--- Begin Exercise materials ---

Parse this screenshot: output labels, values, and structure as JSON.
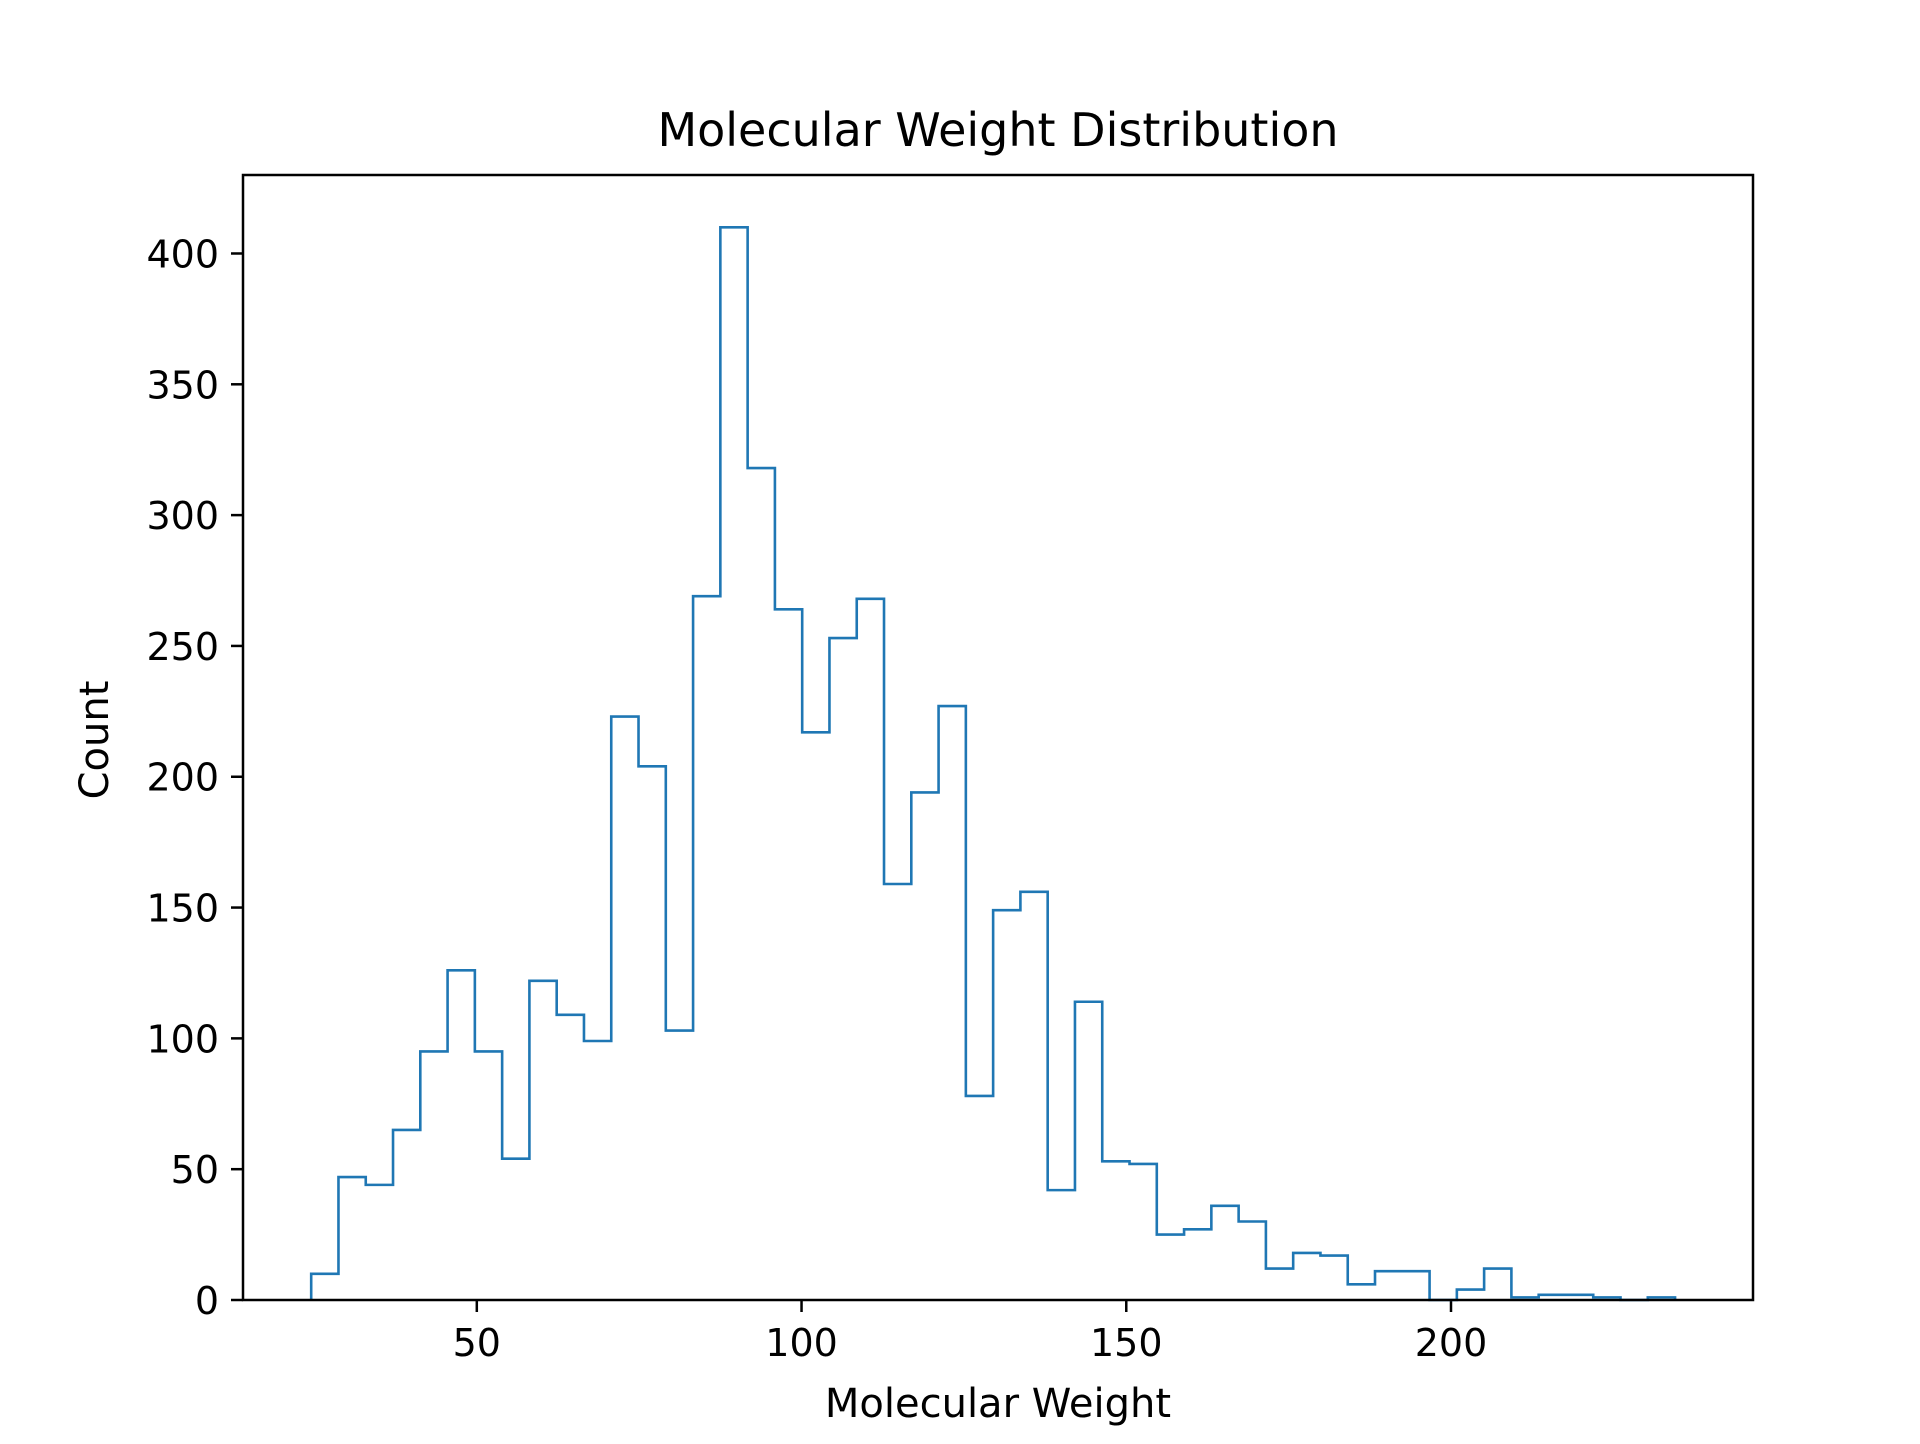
{
  "chart_data": {
    "type": "histogram",
    "title": "Molecular Weight Distribution",
    "xlabel": "Molecular Weight",
    "ylabel": "Count",
    "xlim": [
      14,
      246.5
    ],
    "ylim": [
      0,
      430
    ],
    "xticks": [
      50,
      100,
      150,
      200
    ],
    "yticks": [
      0,
      50,
      100,
      150,
      200,
      250,
      300,
      350,
      400
    ],
    "xtick_labels": [
      "50",
      "100",
      "150",
      "200"
    ],
    "ytick_labels": [
      "0",
      "50",
      "100",
      "150",
      "200",
      "250",
      "300",
      "350",
      "400"
    ],
    "bin_start": 24.5,
    "bin_width": 4.2,
    "counts": [
      10,
      47,
      44,
      65,
      95,
      126,
      95,
      54,
      122,
      109,
      99,
      223,
      204,
      103,
      269,
      410,
      318,
      264,
      217,
      253,
      268,
      159,
      194,
      227,
      78,
      149,
      156,
      42,
      114,
      53,
      52,
      25,
      27,
      36,
      30,
      12,
      18,
      17,
      6,
      11,
      11,
      0,
      4,
      12,
      1,
      2,
      2,
      1,
      0,
      1
    ],
    "color": "#1f77b4",
    "histtype": "step",
    "grid": false
  }
}
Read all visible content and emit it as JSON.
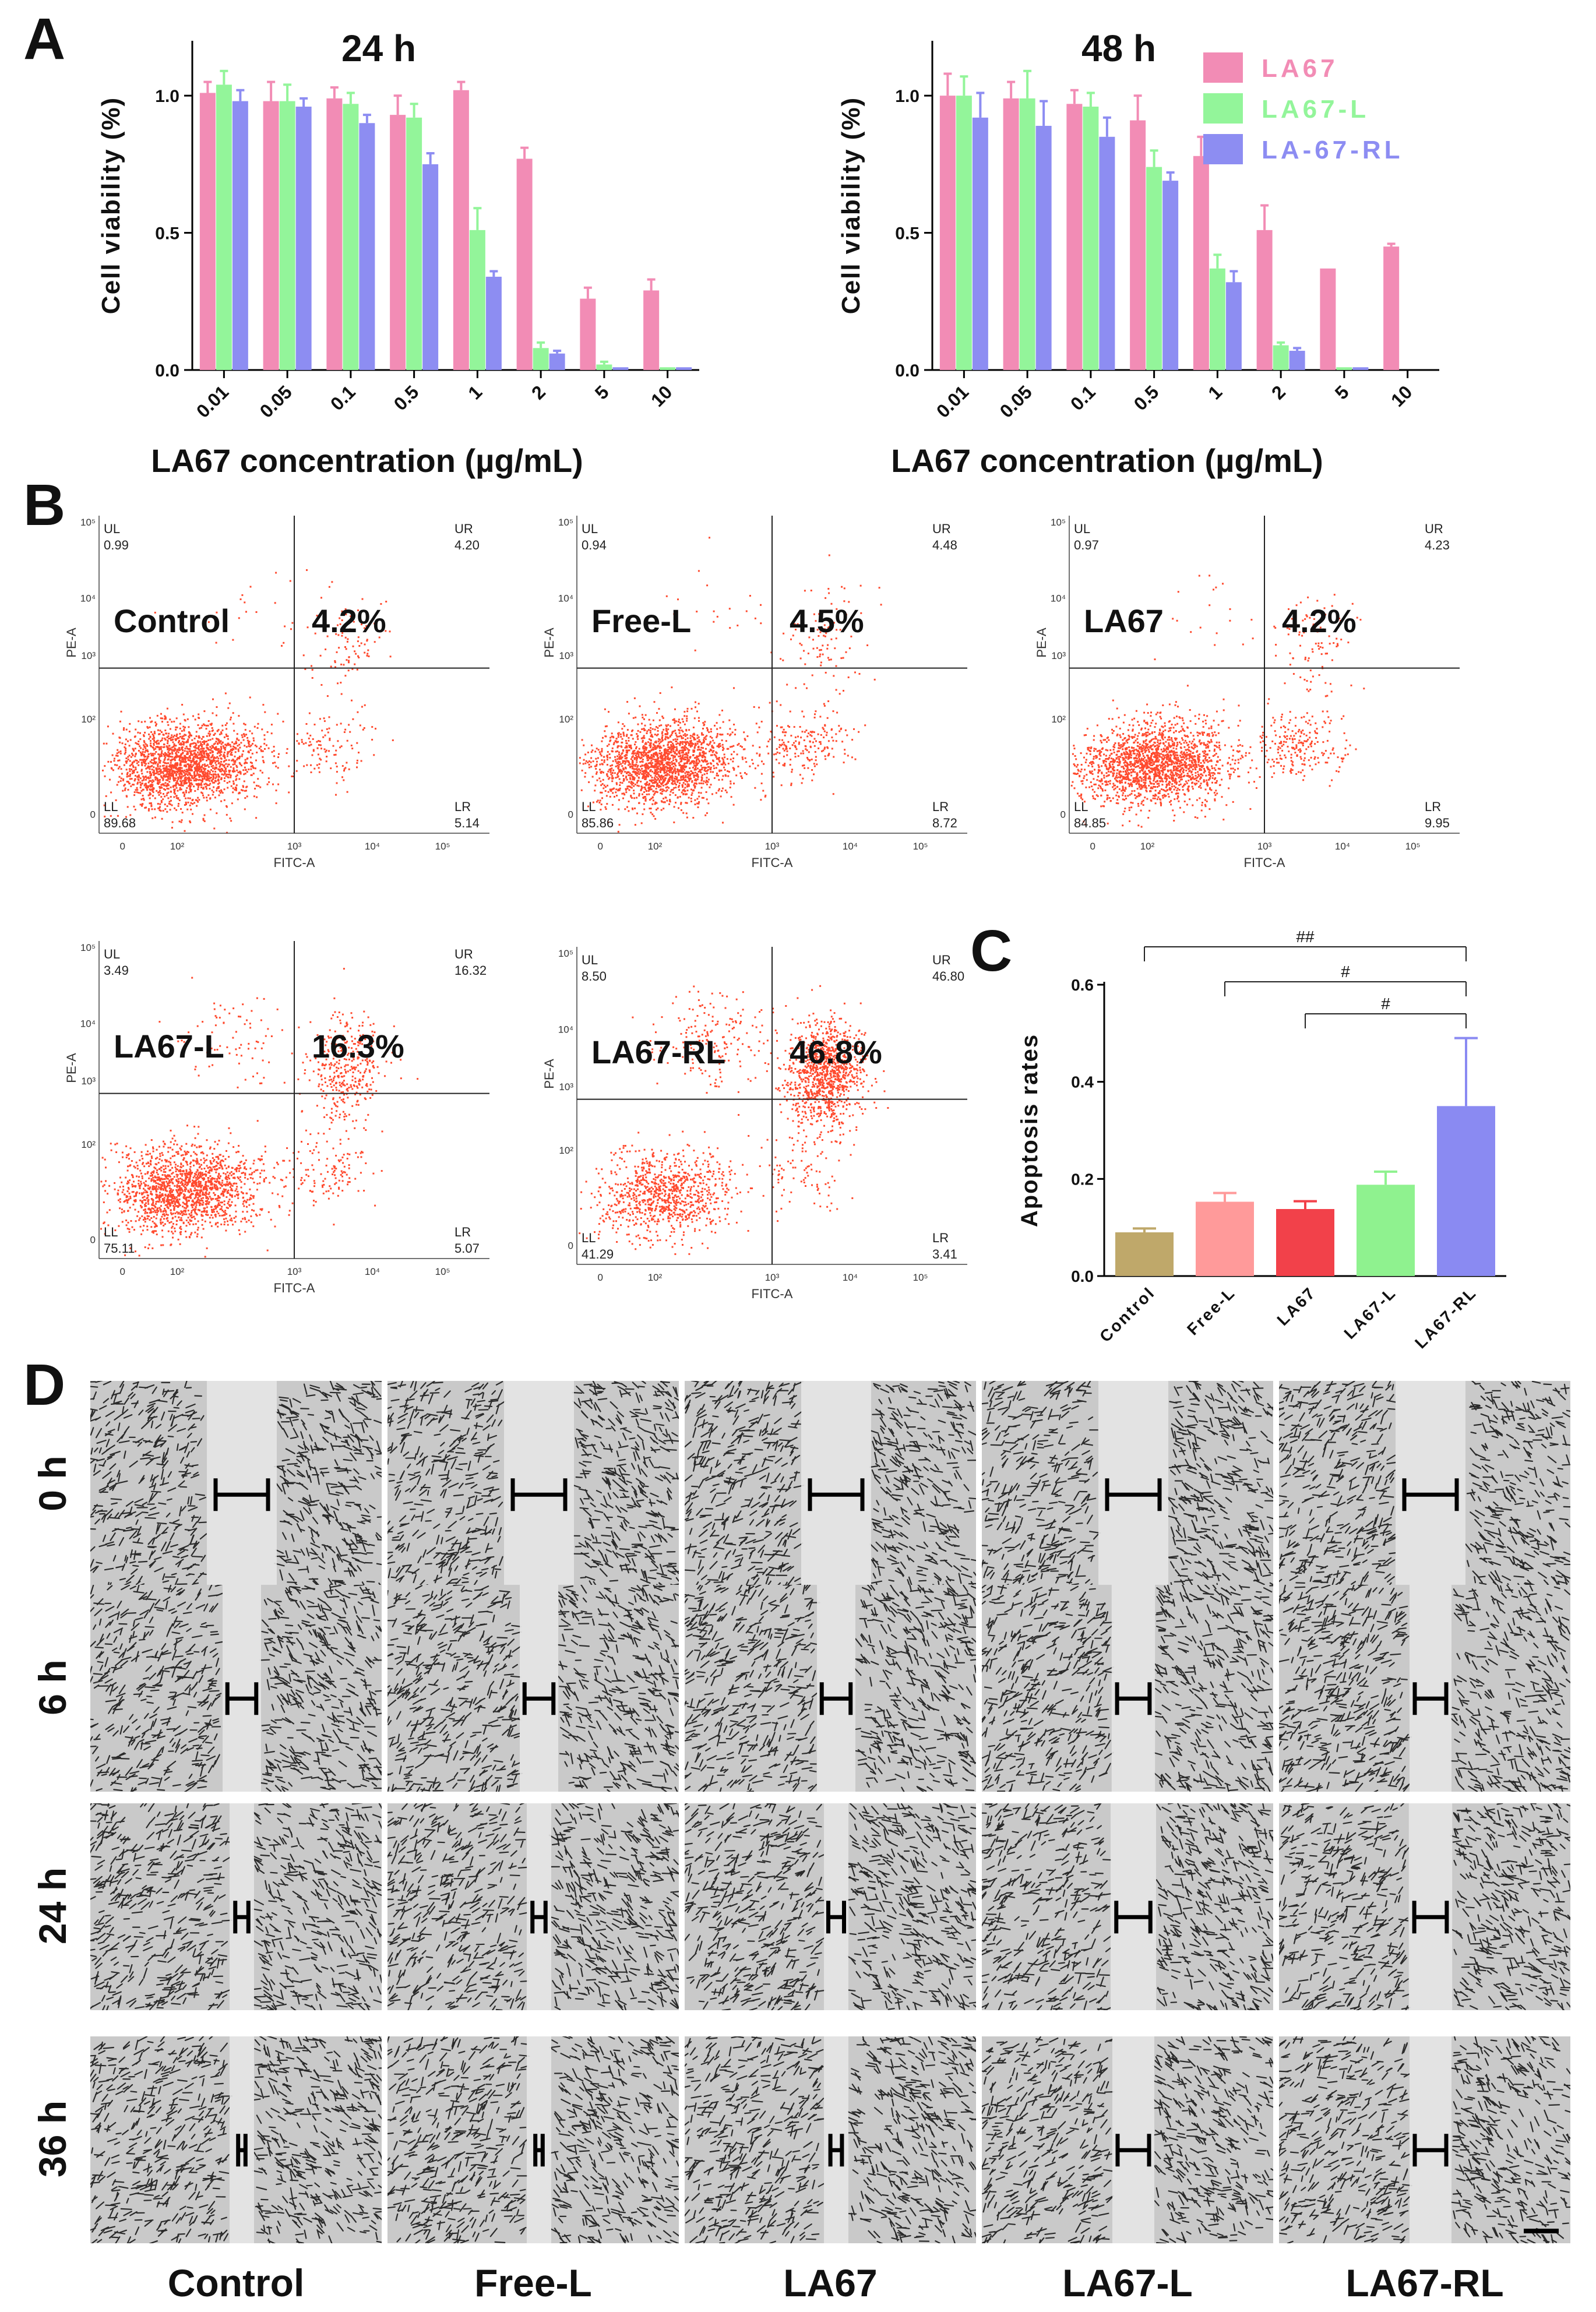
{
  "panels": {
    "a": "A",
    "b": "B",
    "c": "C",
    "d": "D"
  },
  "colors": {
    "LA67": "#f28cb5",
    "LA67-L": "#93f59a",
    "LA-67-RL": "#8d8df2",
    "flow_dots": "#ff4a2e",
    "apoptosis": [
      "#bfa86a",
      "#ff9a9a",
      "#f2414a",
      "#8ff28f",
      "#8a8af2"
    ]
  },
  "viability_legend": [
    "LA67",
    "LA67-L",
    "LA-67-RL"
  ],
  "chart_data": [
    {
      "type": "bar",
      "title": "24 h",
      "xlabel": "LA67 concentration (µg/mL)",
      "ylabel": "Cell viability (%)",
      "ylim": [
        0,
        1.2
      ],
      "yticks": [
        "0.0",
        "0.5",
        "1.0"
      ],
      "categories": [
        "0.01",
        "0.05",
        "0.1",
        "0.5",
        "1",
        "2",
        "5",
        "10"
      ],
      "series": [
        {
          "name": "LA67",
          "values": [
            1.01,
            0.98,
            0.99,
            0.93,
            1.02,
            0.77,
            0.26,
            0.29
          ],
          "errors": [
            0.04,
            0.07,
            0.04,
            0.07,
            0.03,
            0.04,
            0.04,
            0.04
          ]
        },
        {
          "name": "LA67-L",
          "values": [
            1.04,
            0.98,
            0.97,
            0.92,
            0.51,
            0.08,
            0.02,
            0.01
          ],
          "errors": [
            0.05,
            0.06,
            0.04,
            0.05,
            0.08,
            0.02,
            0.01,
            0.0
          ]
        },
        {
          "name": "LA-67-RL",
          "values": [
            0.98,
            0.96,
            0.9,
            0.75,
            0.34,
            0.06,
            0.01,
            0.01
          ],
          "errors": [
            0.04,
            0.03,
            0.03,
            0.04,
            0.02,
            0.01,
            0.0,
            0.0
          ]
        }
      ],
      "grid": false
    },
    {
      "type": "bar",
      "title": "48 h",
      "xlabel": "LA67 concentration (µg/mL)",
      "ylabel": "Cell viability (%)",
      "ylim": [
        0,
        1.2
      ],
      "yticks": [
        "0.0",
        "0.5",
        "1.0"
      ],
      "categories": [
        "0.01",
        "0.05",
        "0.1",
        "0.5",
        "1",
        "2",
        "5",
        "10"
      ],
      "series": [
        {
          "name": "LA67",
          "values": [
            1.0,
            0.99,
            0.97,
            0.91,
            0.78,
            0.51,
            0.37,
            0.45
          ],
          "errors": [
            0.08,
            0.06,
            0.05,
            0.09,
            0.07,
            0.09,
            0.0,
            0.01
          ]
        },
        {
          "name": "LA67-L",
          "values": [
            1.0,
            0.99,
            0.96,
            0.74,
            0.37,
            0.09,
            0.01,
            0.0
          ],
          "errors": [
            0.07,
            0.1,
            0.05,
            0.06,
            0.05,
            0.01,
            0.0,
            0.0
          ]
        },
        {
          "name": "LA-67-RL",
          "values": [
            0.92,
            0.89,
            0.85,
            0.69,
            0.32,
            0.07,
            0.01,
            0.0
          ],
          "errors": [
            0.09,
            0.09,
            0.07,
            0.03,
            0.04,
            0.01,
            0.0,
            0.0
          ]
        }
      ],
      "grid": false
    },
    {
      "type": "bar",
      "title": "",
      "xlabel": "",
      "ylabel": "Apoptosis rates",
      "ylim": [
        0,
        0.6
      ],
      "yticks": [
        "0.0",
        "0.2",
        "0.4",
        "0.6"
      ],
      "categories": [
        "Control",
        "Free-L",
        "LA67",
        "LA67-L",
        "LA67-RL"
      ],
      "values": [
        0.09,
        0.153,
        0.138,
        0.188,
        0.35
      ],
      "errors": [
        0.008,
        0.018,
        0.016,
        0.027,
        0.14
      ],
      "significance": [
        {
          "from": "Control",
          "to": "LA67-RL",
          "label": "##"
        },
        {
          "from": "Free-L",
          "to": "LA67-RL",
          "label": "#"
        },
        {
          "from": "LA67",
          "to": "LA67-RL",
          "label": "#"
        }
      ],
      "grid": false
    }
  ],
  "flow_plots": [
    {
      "name": "Control",
      "percent": "4.2%",
      "ul": "0.99",
      "ur": "4.20",
      "ll": "89.68",
      "lr": "5.14"
    },
    {
      "name": "Free-L",
      "percent": "4.5%",
      "ul": "0.94",
      "ur": "4.48",
      "ll": "85.86",
      "lr": "8.72"
    },
    {
      "name": "LA67",
      "percent": "4.2%",
      "ul": "0.97",
      "ur": "4.23",
      "ll": "84.85",
      "lr": "9.95"
    },
    {
      "name": "LA67-L",
      "percent": "16.3%",
      "ul": "3.49",
      "ur": "16.32",
      "ll": "75.11",
      "lr": "5.07"
    },
    {
      "name": "LA67-RL",
      "percent": "46.8%",
      "ul": "8.50",
      "ur": "46.80",
      "ll": "41.29",
      "lr": "3.41"
    }
  ],
  "flow_axes": {
    "x": "FITC-A",
    "y": "PE-A",
    "q_ul": "UL",
    "q_ur": "UR",
    "q_ll": "LL",
    "q_lr": "LR",
    "ticks": [
      "0",
      "10²",
      "10³",
      "10⁴",
      "10⁵"
    ],
    "yticks": [
      "0",
      "10²",
      "10³",
      "10⁴",
      "10⁵"
    ]
  },
  "wound_columns": [
    "Control",
    "Free-L",
    "LA67",
    "LA67-L",
    "LA67-RL"
  ],
  "wound_rows": [
    "0 h",
    "6 h",
    "24 h",
    "36 h"
  ],
  "wound_gap_fraction": [
    [
      1.0,
      1.0,
      1.0,
      1.0,
      1.0
    ],
    [
      0.55,
      0.55,
      0.55,
      0.62,
      0.6
    ],
    [
      0.25,
      0.25,
      0.3,
      0.65,
      0.62
    ],
    [
      0.14,
      0.14,
      0.22,
      0.6,
      0.6
    ]
  ]
}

--- End Exercise materials ---

• Directive:
Select and copy every line of the listing with the word "xlabel".

• Answer to the problem:
    "xlabel": "Molecular Weight",
      "xlabel": "LA67 concentration (µg/mL)",
      "xlabel": "LA67 concentration (µg/mL)",
      "xlabel": "",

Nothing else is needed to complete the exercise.